— REQUIREMENTS —
From the entries that follow, pick out all lines holding "specific".

====== DATA LISTING

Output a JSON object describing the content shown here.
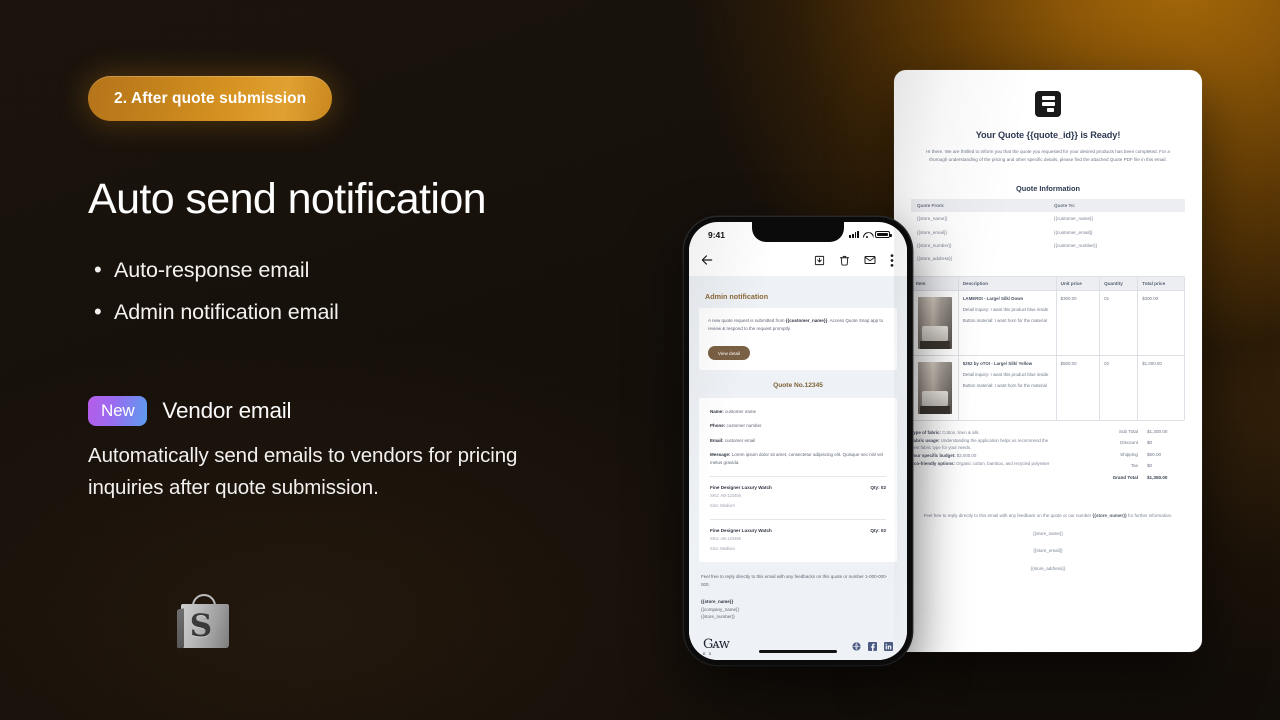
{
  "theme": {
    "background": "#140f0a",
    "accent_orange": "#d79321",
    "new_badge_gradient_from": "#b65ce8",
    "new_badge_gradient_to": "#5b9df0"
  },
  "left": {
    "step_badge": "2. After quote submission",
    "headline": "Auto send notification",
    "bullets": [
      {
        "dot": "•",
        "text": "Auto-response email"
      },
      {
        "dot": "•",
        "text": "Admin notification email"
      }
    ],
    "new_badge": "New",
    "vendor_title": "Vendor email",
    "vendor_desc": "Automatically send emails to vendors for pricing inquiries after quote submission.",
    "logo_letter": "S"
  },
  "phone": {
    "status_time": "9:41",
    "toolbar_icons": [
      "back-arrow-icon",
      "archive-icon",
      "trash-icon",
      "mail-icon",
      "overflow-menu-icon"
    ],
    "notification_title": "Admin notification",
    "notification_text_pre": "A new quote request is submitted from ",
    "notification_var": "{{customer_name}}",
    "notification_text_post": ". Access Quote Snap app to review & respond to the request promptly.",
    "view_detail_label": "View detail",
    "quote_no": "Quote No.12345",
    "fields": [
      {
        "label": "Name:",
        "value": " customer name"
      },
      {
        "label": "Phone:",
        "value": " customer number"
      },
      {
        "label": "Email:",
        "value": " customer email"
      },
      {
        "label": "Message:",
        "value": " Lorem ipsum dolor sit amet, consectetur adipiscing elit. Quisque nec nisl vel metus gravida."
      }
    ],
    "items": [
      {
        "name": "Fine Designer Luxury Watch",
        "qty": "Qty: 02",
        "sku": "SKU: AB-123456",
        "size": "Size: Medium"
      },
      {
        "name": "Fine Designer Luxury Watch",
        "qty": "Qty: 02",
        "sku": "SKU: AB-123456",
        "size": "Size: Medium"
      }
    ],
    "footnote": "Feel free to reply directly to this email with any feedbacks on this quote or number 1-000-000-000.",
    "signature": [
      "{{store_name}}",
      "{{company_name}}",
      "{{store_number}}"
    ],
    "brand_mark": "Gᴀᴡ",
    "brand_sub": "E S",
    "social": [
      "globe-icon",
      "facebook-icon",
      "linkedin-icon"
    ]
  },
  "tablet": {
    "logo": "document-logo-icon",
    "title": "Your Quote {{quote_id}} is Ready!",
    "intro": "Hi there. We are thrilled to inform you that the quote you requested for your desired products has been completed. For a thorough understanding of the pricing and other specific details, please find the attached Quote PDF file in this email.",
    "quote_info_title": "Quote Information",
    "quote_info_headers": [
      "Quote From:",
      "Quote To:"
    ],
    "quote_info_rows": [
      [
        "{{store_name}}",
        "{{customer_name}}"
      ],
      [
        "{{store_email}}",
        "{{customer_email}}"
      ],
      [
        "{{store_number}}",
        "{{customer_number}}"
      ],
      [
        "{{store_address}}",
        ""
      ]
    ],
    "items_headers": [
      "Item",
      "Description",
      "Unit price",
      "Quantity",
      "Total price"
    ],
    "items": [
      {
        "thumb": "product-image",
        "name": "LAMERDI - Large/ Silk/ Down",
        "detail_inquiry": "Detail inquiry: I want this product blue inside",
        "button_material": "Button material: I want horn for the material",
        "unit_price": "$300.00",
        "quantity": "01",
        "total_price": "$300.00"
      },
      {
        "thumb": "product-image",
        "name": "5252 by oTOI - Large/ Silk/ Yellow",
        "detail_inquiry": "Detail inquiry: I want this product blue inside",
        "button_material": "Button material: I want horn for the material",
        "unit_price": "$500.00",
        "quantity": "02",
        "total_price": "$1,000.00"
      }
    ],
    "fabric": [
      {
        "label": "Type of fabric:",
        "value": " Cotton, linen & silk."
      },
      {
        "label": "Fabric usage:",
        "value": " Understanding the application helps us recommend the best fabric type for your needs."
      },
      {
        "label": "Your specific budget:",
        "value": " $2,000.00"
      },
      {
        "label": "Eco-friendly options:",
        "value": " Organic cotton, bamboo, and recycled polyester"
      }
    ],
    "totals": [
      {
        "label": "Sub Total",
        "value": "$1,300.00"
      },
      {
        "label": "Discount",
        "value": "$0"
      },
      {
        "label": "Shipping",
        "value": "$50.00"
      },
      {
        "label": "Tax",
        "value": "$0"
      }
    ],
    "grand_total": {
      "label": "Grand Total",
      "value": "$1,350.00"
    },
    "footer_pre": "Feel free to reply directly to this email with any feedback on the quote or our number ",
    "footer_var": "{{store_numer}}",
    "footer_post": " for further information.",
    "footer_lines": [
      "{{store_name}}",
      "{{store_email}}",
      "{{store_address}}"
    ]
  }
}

============

— THE OUTPUT —
    "intro": "Hi there. We are thrilled to inform you that the quote you requested for your desired products has been completed. For a thorough understanding of the pricing and other specific details, please find the attached Quote PDF file in this email.",
        "label": "Your specific budget:",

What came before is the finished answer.